_TASK TO CARRY OUT_: For this exercise, please find the lines in the entries that include the word "MARYLAND" and copy them.

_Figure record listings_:
------------------------------------------------------------

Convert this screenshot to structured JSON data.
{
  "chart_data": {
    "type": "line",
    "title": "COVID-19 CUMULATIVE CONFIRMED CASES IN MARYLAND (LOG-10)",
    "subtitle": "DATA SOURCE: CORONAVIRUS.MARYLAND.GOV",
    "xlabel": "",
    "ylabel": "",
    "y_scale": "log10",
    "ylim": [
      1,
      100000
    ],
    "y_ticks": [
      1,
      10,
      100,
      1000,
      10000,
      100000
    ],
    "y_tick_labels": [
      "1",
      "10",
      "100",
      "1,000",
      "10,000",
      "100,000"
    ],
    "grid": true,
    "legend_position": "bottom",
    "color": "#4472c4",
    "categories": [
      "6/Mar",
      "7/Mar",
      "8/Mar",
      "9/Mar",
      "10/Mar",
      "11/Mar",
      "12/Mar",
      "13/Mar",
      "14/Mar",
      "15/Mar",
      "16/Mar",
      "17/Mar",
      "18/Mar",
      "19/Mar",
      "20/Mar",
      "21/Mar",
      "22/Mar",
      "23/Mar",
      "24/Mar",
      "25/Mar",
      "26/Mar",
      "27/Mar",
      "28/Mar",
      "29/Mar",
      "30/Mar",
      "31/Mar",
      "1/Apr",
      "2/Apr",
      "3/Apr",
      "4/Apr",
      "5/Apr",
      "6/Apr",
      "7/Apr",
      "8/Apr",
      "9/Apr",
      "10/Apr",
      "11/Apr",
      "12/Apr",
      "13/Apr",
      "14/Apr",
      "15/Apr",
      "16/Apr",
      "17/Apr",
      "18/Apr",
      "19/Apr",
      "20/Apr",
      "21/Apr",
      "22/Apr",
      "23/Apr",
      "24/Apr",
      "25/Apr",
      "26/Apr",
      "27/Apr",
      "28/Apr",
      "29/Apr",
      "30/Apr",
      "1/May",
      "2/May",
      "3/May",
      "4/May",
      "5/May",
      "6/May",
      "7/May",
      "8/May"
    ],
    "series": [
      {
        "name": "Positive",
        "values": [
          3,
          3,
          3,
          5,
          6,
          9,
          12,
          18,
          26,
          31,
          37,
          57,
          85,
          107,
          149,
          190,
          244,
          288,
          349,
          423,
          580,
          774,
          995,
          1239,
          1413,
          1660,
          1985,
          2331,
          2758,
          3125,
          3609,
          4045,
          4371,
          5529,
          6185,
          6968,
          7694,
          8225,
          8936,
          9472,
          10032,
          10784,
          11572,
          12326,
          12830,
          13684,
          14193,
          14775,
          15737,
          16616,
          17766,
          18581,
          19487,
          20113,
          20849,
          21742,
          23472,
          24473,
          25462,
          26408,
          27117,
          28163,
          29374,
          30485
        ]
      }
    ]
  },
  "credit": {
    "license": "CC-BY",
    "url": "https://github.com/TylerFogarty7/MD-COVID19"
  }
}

------------------------------------------------------------

_TASK RESPONSE_:
    "title": "COVID-19 CUMULATIVE CONFIRMED CASES IN MARYLAND (LOG-10)",
    "subtitle": "DATA SOURCE: CORONAVIRUS.MARYLAND.GOV",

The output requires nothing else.